→ WHAT TO PRODUCE
Every record must be written out once more, with nothing added or omitted.

→ PROVIDED MATERIAL
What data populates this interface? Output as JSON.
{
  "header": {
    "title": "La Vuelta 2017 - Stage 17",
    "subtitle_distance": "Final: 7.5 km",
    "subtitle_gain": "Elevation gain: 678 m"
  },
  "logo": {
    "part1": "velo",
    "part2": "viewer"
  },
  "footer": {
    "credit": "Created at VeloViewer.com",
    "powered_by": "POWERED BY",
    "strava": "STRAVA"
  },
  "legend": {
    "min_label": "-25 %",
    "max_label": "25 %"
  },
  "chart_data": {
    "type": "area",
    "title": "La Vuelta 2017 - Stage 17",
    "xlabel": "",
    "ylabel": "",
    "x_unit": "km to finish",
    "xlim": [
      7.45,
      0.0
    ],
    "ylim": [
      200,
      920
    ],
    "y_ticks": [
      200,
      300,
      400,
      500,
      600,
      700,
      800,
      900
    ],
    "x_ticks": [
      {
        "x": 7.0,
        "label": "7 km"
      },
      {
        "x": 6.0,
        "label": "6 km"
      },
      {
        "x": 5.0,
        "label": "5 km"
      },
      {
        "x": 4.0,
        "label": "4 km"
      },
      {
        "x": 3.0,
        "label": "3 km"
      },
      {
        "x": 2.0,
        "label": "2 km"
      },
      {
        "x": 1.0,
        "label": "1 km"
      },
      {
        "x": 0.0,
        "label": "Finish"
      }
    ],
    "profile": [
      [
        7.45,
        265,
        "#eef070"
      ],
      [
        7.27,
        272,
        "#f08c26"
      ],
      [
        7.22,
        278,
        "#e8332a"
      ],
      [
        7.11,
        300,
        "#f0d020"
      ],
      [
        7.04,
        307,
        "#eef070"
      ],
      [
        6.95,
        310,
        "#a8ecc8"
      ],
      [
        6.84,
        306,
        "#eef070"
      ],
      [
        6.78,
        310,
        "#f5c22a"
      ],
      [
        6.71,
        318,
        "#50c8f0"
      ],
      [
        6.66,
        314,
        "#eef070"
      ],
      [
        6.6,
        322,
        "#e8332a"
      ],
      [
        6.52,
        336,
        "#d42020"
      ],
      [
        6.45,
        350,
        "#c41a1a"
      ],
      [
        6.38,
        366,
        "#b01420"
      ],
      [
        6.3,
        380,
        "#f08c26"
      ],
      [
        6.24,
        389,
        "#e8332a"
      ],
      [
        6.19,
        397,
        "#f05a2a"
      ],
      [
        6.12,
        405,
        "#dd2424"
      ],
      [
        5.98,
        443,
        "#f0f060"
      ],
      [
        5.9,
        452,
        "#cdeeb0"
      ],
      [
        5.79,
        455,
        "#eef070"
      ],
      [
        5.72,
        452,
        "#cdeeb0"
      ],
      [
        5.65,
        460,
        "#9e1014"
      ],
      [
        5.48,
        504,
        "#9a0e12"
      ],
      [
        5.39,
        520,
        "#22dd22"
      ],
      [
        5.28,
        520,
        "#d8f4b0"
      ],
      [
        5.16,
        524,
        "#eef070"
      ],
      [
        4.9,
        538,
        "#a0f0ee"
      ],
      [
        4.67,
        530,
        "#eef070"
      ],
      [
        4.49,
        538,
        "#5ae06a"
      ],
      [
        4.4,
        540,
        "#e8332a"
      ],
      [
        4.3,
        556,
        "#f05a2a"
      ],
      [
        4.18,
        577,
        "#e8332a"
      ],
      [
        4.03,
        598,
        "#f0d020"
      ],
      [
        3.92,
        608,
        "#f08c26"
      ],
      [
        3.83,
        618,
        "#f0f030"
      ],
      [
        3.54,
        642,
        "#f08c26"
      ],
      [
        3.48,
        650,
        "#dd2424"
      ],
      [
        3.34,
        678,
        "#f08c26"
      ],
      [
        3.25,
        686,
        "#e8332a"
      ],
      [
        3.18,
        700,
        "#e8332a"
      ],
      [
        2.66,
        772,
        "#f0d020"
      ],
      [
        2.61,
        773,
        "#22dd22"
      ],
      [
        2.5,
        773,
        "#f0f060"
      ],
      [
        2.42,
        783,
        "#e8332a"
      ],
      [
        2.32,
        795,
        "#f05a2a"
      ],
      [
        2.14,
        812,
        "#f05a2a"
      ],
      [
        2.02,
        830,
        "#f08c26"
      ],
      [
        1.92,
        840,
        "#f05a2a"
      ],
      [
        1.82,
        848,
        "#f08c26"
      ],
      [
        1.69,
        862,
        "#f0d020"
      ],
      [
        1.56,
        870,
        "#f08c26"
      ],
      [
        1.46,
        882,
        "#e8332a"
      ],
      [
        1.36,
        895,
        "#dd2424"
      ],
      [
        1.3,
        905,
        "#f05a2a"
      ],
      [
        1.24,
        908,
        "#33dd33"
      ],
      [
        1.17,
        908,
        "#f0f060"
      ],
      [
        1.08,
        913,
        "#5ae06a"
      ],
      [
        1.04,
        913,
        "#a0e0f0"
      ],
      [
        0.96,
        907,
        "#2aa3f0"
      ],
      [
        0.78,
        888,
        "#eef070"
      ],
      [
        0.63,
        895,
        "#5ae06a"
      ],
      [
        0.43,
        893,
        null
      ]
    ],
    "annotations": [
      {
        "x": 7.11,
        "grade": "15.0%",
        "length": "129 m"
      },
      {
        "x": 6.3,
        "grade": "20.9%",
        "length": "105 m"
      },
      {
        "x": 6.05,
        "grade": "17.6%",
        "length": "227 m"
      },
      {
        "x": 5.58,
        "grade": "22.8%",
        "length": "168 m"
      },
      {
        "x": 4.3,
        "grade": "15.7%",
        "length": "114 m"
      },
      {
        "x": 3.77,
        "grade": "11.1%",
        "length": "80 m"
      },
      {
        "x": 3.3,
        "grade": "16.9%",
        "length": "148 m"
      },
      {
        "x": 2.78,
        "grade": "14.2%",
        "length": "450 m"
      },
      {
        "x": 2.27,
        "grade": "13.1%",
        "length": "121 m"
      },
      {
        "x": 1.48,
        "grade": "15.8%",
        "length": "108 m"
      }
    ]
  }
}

→ THE REPLY
What data populates this interface? Output as JSON.
{
  "header": {
    "title": "La Vuelta 2017 - Stage 17",
    "subtitle_distance": "Final: 7.5 km",
    "subtitle_gain": "Elevation gain: 678 m"
  },
  "logo": {
    "part1": "velo",
    "part2": "viewer"
  },
  "footer": {
    "credit": "Created at VeloViewer.com",
    "powered_by": "POWERED BY",
    "strava": "STRAVA"
  },
  "legend": {
    "min_label": "-25 %",
    "max_label": "25 %"
  },
  "chart_data": {
    "type": "area",
    "title": "La Vuelta 2017 - Stage 17",
    "xlabel": "",
    "ylabel": "",
    "x_unit": "km to finish",
    "xlim": [
      7.45,
      0.0
    ],
    "ylim": [
      200,
      920
    ],
    "y_ticks": [
      200,
      300,
      400,
      500,
      600,
      700,
      800,
      900
    ],
    "x_ticks": [
      {
        "x": 7.0,
        "label": "7 km"
      },
      {
        "x": 6.0,
        "label": "6 km"
      },
      {
        "x": 5.0,
        "label": "5 km"
      },
      {
        "x": 4.0,
        "label": "4 km"
      },
      {
        "x": 3.0,
        "label": "3 km"
      },
      {
        "x": 2.0,
        "label": "2 km"
      },
      {
        "x": 1.0,
        "label": "1 km"
      },
      {
        "x": 0.0,
        "label": "Finish"
      }
    ],
    "profile": [
      [
        7.45,
        265,
        "#eef070"
      ],
      [
        7.27,
        272,
        "#f08c26"
      ],
      [
        7.22,
        278,
        "#e8332a"
      ],
      [
        7.11,
        300,
        "#f0d020"
      ],
      [
        7.04,
        307,
        "#eef070"
      ],
      [
        6.95,
        310,
        "#a8ecc8"
      ],
      [
        6.84,
        306,
        "#eef070"
      ],
      [
        6.78,
        310,
        "#f5c22a"
      ],
      [
        6.71,
        318,
        "#50c8f0"
      ],
      [
        6.66,
        314,
        "#eef070"
      ],
      [
        6.6,
        322,
        "#e8332a"
      ],
      [
        6.52,
        336,
        "#d42020"
      ],
      [
        6.45,
        350,
        "#c41a1a"
      ],
      [
        6.38,
        366,
        "#b01420"
      ],
      [
        6.3,
        380,
        "#f08c26"
      ],
      [
        6.24,
        389,
        "#e8332a"
      ],
      [
        6.19,
        397,
        "#f05a2a"
      ],
      [
        6.12,
        405,
        "#dd2424"
      ],
      [
        5.98,
        443,
        "#f0f060"
      ],
      [
        5.9,
        452,
        "#cdeeb0"
      ],
      [
        5.79,
        455,
        "#eef070"
      ],
      [
        5.72,
        452,
        "#cdeeb0"
      ],
      [
        5.65,
        460,
        "#9e1014"
      ],
      [
        5.48,
        504,
        "#9a0e12"
      ],
      [
        5.39,
        520,
        "#22dd22"
      ],
      [
        5.28,
        520,
        "#d8f4b0"
      ],
      [
        5.16,
        524,
        "#eef070"
      ],
      [
        4.9,
        538,
        "#a0f0ee"
      ],
      [
        4.67,
        530,
        "#eef070"
      ],
      [
        4.49,
        538,
        "#5ae06a"
      ],
      [
        4.4,
        540,
        "#e8332a"
      ],
      [
        4.3,
        556,
        "#f05a2a"
      ],
      [
        4.18,
        577,
        "#e8332a"
      ],
      [
        4.03,
        598,
        "#f0d020"
      ],
      [
        3.92,
        608,
        "#f08c26"
      ],
      [
        3.83,
        618,
        "#f0f030"
      ],
      [
        3.54,
        642,
        "#f08c26"
      ],
      [
        3.48,
        650,
        "#dd2424"
      ],
      [
        3.34,
        678,
        "#f08c26"
      ],
      [
        3.25,
        686,
        "#e8332a"
      ],
      [
        3.18,
        700,
        "#e8332a"
      ],
      [
        2.66,
        772,
        "#f0d020"
      ],
      [
        2.61,
        773,
        "#22dd22"
      ],
      [
        2.5,
        773,
        "#f0f060"
      ],
      [
        2.42,
        783,
        "#e8332a"
      ],
      [
        2.32,
        795,
        "#f05a2a"
      ],
      [
        2.14,
        812,
        "#f05a2a"
      ],
      [
        2.02,
        830,
        "#f08c26"
      ],
      [
        1.92,
        840,
        "#f05a2a"
      ],
      [
        1.82,
        848,
        "#f08c26"
      ],
      [
        1.69,
        862,
        "#f0d020"
      ],
      [
        1.56,
        870,
        "#f08c26"
      ],
      [
        1.46,
        882,
        "#e8332a"
      ],
      [
        1.36,
        895,
        "#dd2424"
      ],
      [
        1.3,
        905,
        "#f05a2a"
      ],
      [
        1.24,
        908,
        "#33dd33"
      ],
      [
        1.17,
        908,
        "#f0f060"
      ],
      [
        1.08,
        913,
        "#5ae06a"
      ],
      [
        1.04,
        913,
        "#a0e0f0"
      ],
      [
        0.96,
        907,
        "#2aa3f0"
      ],
      [
        0.78,
        888,
        "#eef070"
      ],
      [
        0.63,
        895,
        "#5ae06a"
      ],
      [
        0.43,
        893,
        null
      ]
    ],
    "annotations": [
      {
        "x": 7.11,
        "grade": "15.0%",
        "length": "129 m"
      },
      {
        "x": 6.3,
        "grade": "20.9%",
        "length": "105 m"
      },
      {
        "x": 6.05,
        "grade": "17.6%",
        "length": "227 m"
      },
      {
        "x": 5.58,
        "grade": "22.8%",
        "length": "168 m"
      },
      {
        "x": 4.3,
        "grade": "15.7%",
        "length": "114 m"
      },
      {
        "x": 3.77,
        "grade": "11.1%",
        "length": "80 m"
      },
      {
        "x": 3.3,
        "grade": "16.9%",
        "length": "148 m"
      },
      {
        "x": 2.78,
        "grade": "14.2%",
        "length": "450 m"
      },
      {
        "x": 2.27,
        "grade": "13.1%",
        "length": "121 m"
      },
      {
        "x": 1.48,
        "grade": "15.8%",
        "length": "108 m"
      }
    ]
  }
}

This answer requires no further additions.